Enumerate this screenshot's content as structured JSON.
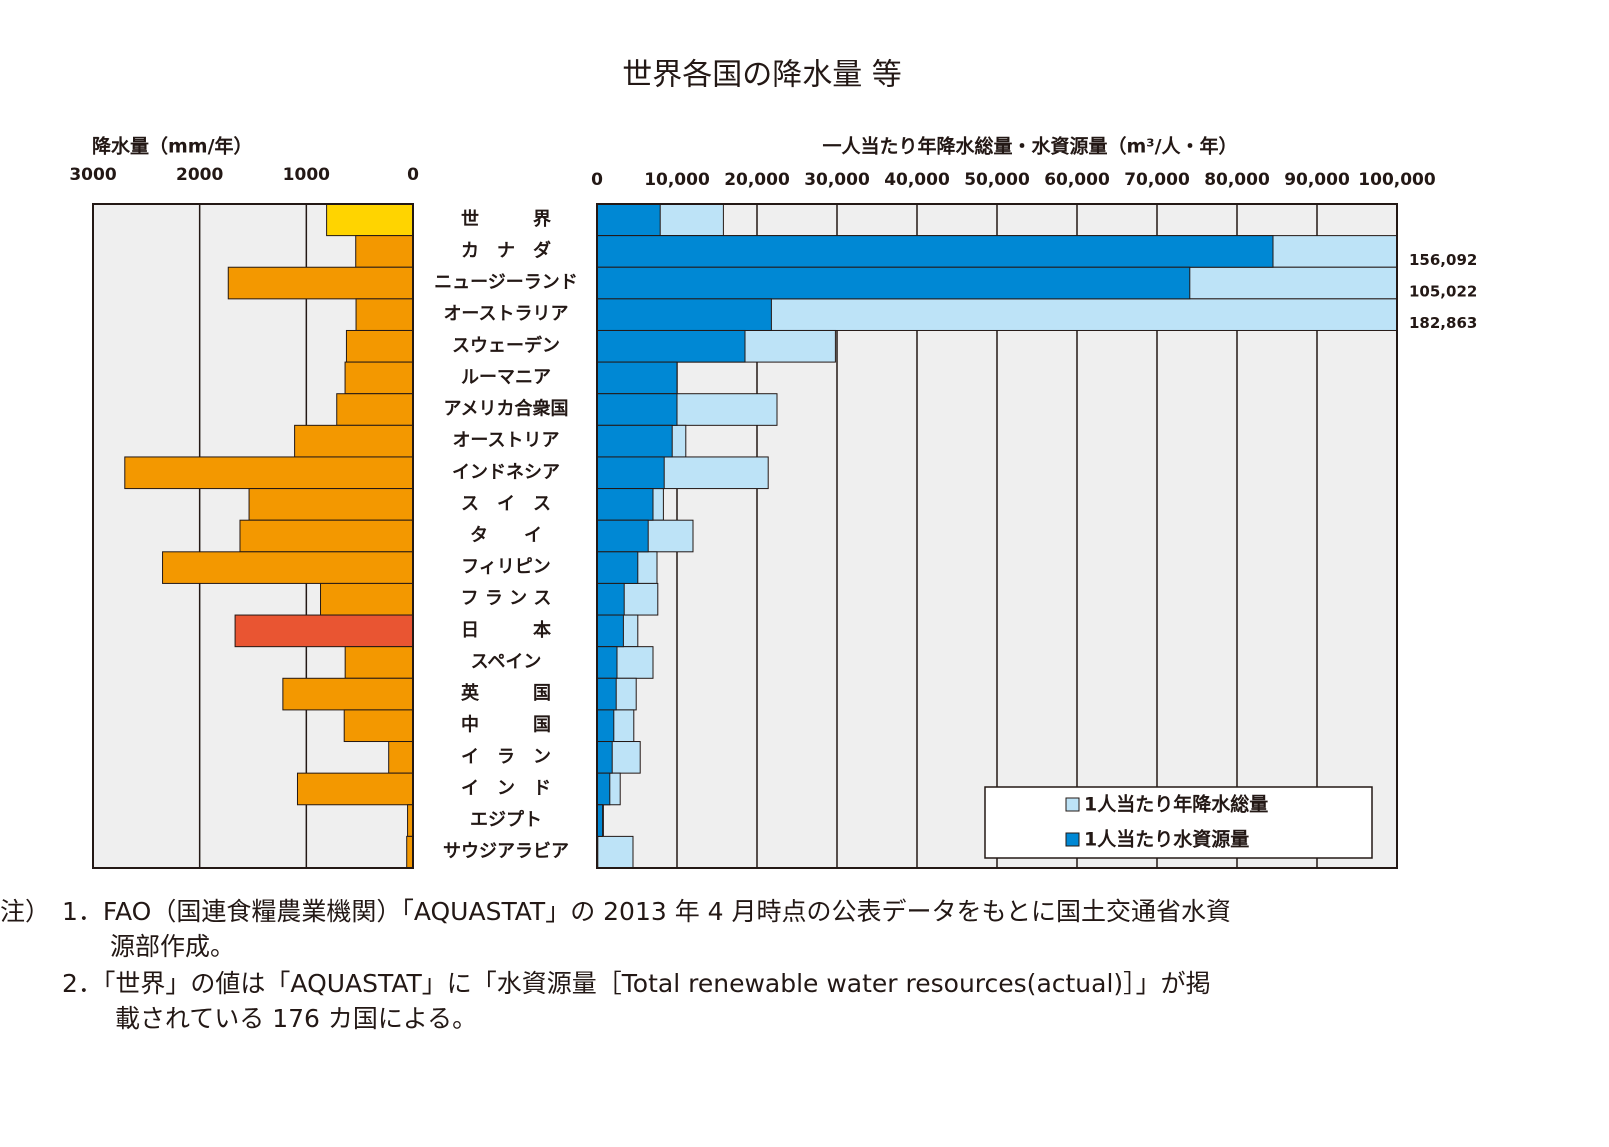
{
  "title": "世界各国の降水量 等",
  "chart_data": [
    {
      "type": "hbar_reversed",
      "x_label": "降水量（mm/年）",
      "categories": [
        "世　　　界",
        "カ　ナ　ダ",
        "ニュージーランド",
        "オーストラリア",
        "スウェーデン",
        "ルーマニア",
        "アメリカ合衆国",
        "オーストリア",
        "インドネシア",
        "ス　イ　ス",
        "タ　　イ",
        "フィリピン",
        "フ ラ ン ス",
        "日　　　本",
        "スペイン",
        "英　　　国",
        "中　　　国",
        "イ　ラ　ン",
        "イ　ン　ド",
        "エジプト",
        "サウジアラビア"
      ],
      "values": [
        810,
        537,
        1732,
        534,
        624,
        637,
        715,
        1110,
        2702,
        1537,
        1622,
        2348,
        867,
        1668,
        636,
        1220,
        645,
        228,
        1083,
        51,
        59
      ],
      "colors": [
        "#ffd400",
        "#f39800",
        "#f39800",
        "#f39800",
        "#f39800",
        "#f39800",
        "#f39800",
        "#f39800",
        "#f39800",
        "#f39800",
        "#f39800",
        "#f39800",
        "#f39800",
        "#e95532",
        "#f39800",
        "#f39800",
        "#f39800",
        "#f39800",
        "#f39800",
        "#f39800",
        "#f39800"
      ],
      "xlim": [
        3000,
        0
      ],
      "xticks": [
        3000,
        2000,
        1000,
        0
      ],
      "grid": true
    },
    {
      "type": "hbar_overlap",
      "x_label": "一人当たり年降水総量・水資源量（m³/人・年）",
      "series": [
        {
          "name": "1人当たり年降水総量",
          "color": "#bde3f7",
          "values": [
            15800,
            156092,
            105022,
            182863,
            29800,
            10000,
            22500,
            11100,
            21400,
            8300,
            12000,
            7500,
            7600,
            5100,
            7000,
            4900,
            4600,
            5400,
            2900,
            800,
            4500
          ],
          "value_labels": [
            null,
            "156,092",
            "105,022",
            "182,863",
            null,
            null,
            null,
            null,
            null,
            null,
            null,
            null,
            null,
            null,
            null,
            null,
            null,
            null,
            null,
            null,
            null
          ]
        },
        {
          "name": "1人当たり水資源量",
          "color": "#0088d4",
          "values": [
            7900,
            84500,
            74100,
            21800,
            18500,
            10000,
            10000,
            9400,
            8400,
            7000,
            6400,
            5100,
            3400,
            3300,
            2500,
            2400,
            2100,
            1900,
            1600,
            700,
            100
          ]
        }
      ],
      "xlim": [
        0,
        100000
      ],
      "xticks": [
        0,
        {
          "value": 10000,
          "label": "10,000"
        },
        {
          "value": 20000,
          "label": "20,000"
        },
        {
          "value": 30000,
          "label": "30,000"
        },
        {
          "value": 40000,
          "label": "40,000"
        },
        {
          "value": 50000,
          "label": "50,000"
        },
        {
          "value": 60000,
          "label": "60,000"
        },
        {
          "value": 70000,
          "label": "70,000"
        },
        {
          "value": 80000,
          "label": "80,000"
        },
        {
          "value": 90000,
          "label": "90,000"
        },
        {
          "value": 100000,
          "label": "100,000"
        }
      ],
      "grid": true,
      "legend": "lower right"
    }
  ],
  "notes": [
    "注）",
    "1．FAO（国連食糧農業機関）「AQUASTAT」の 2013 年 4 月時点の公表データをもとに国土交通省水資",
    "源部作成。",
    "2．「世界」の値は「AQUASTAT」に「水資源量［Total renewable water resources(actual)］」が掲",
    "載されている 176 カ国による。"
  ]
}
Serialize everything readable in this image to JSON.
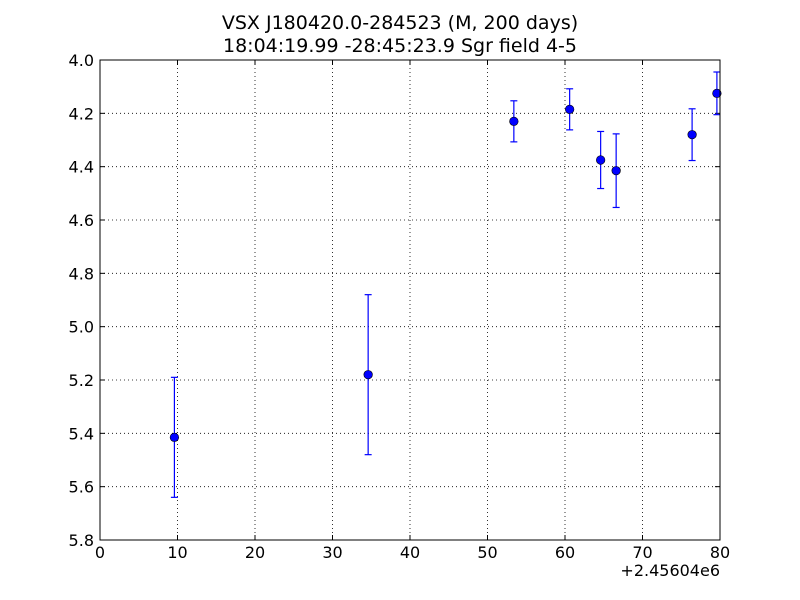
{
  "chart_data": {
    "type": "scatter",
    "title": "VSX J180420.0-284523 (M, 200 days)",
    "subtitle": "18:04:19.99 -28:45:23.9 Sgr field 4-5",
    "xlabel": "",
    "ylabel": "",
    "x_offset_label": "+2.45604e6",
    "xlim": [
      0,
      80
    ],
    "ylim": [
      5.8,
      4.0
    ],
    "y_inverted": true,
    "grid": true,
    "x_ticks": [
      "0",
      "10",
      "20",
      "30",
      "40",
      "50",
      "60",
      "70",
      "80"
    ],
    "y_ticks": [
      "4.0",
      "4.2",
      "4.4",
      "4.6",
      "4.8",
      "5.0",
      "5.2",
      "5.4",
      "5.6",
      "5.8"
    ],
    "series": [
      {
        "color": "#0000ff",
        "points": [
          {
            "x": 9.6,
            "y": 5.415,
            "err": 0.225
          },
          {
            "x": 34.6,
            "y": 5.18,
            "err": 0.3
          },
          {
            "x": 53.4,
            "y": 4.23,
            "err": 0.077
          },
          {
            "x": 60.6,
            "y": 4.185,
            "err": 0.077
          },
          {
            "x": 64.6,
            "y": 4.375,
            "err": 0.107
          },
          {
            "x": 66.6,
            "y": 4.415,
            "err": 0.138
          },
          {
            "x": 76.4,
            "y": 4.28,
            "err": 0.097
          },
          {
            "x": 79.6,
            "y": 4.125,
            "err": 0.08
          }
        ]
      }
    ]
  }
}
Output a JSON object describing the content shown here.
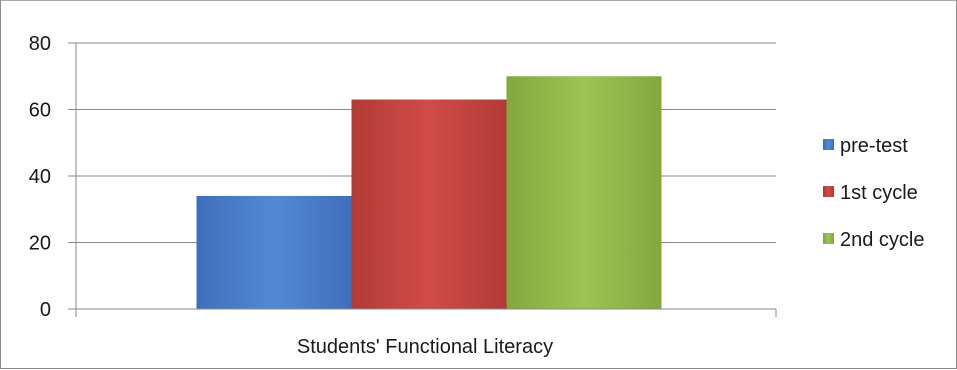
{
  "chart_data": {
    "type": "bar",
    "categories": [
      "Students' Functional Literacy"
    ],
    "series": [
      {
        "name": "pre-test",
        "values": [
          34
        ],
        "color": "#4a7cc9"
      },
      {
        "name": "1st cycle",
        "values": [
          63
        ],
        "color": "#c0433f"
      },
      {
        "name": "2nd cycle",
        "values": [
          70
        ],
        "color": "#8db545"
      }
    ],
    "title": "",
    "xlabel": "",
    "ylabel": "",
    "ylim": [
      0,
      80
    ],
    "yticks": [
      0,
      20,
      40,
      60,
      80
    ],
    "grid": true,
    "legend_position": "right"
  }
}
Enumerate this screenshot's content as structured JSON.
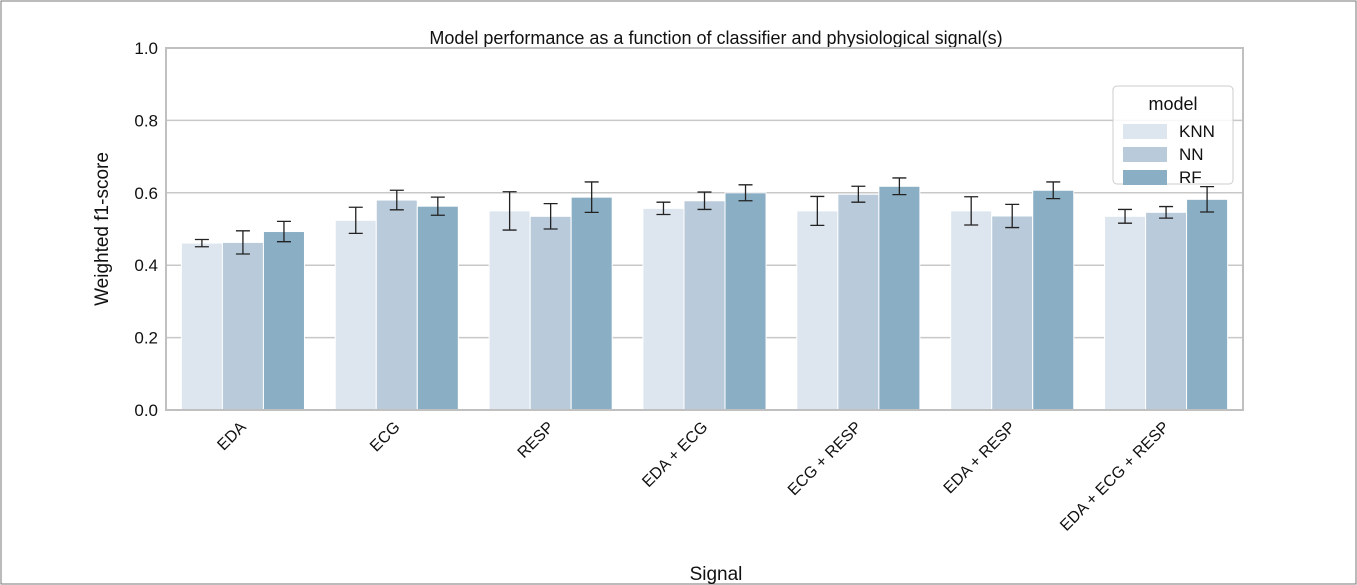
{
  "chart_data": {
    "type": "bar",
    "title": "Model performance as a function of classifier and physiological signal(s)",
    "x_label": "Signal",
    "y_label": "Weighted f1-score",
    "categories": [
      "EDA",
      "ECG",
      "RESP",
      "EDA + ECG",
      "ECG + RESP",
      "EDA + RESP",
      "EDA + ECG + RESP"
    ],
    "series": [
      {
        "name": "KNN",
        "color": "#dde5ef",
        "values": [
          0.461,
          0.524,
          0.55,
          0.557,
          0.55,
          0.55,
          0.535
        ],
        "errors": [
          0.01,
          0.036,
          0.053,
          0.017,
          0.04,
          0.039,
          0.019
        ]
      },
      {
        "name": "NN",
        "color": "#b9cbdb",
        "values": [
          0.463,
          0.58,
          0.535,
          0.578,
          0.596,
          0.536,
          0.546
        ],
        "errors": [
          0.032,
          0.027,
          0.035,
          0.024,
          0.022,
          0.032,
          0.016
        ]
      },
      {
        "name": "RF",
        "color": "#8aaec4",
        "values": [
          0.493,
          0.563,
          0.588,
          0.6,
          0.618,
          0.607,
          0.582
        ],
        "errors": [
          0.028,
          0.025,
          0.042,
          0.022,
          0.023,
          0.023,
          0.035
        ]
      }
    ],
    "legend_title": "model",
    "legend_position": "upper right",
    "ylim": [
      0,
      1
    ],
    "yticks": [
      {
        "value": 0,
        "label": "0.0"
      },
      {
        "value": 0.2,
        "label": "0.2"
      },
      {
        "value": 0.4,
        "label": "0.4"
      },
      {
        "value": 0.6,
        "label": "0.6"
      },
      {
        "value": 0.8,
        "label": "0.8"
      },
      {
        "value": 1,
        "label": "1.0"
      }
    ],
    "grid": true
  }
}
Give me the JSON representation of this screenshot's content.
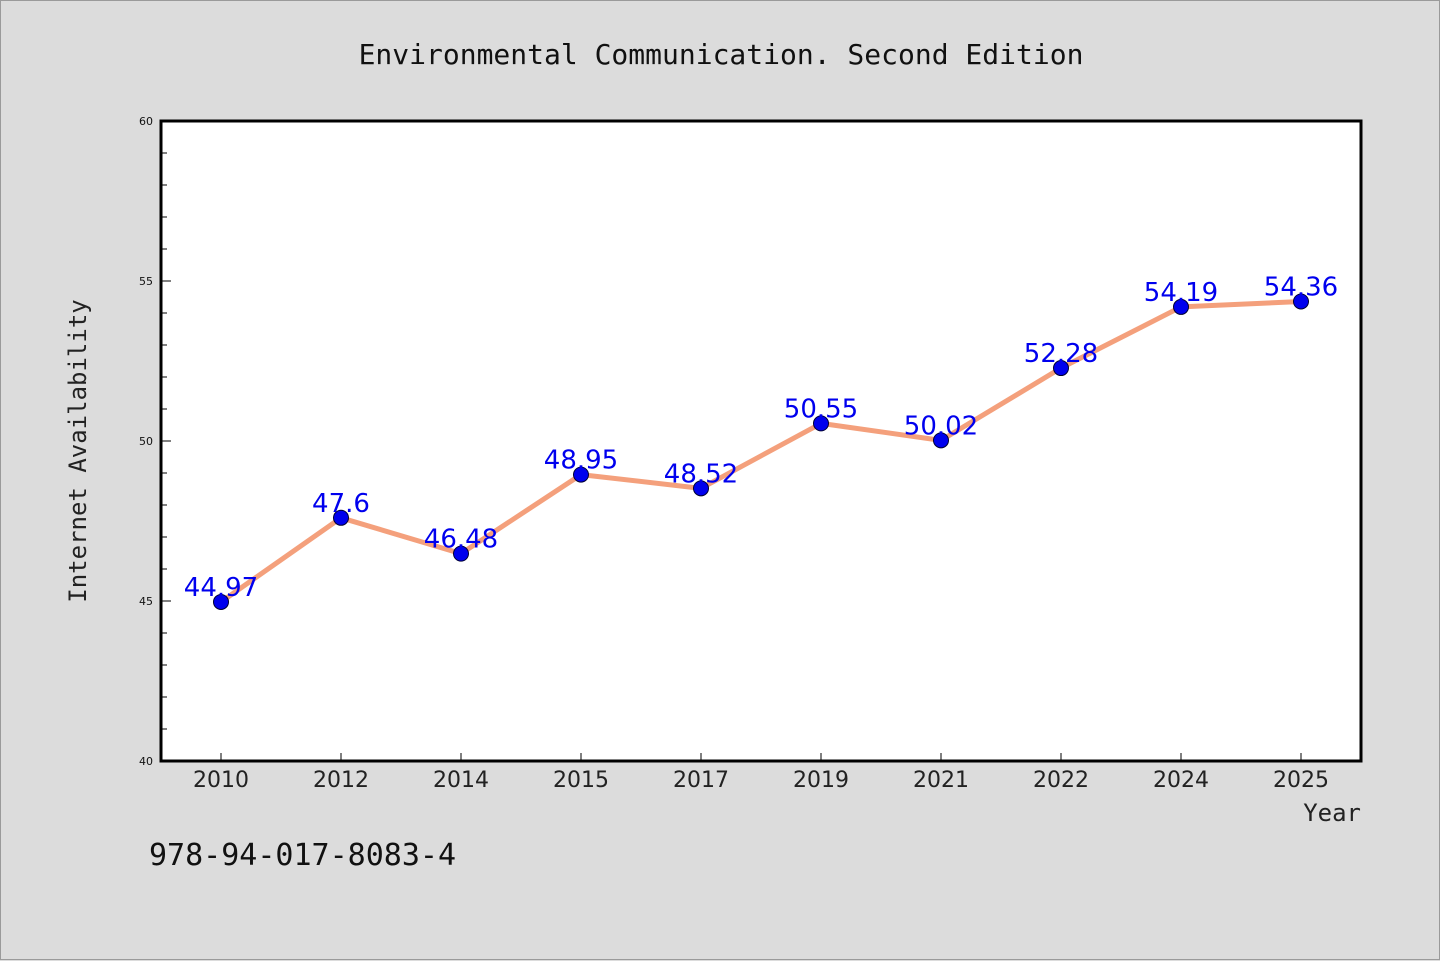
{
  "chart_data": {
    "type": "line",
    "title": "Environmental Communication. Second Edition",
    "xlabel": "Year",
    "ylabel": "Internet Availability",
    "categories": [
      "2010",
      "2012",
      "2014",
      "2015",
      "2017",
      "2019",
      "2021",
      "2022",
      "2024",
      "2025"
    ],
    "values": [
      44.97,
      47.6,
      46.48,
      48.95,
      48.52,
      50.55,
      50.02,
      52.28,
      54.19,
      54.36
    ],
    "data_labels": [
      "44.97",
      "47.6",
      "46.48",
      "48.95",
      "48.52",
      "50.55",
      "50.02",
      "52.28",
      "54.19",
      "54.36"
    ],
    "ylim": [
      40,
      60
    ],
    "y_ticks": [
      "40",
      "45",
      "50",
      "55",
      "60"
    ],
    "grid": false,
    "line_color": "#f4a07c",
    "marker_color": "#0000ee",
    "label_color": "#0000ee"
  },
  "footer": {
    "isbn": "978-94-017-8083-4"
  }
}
==============================
- The task
Find every line with the word "type" and state how many there are, with no other words.

- Exercise answer
6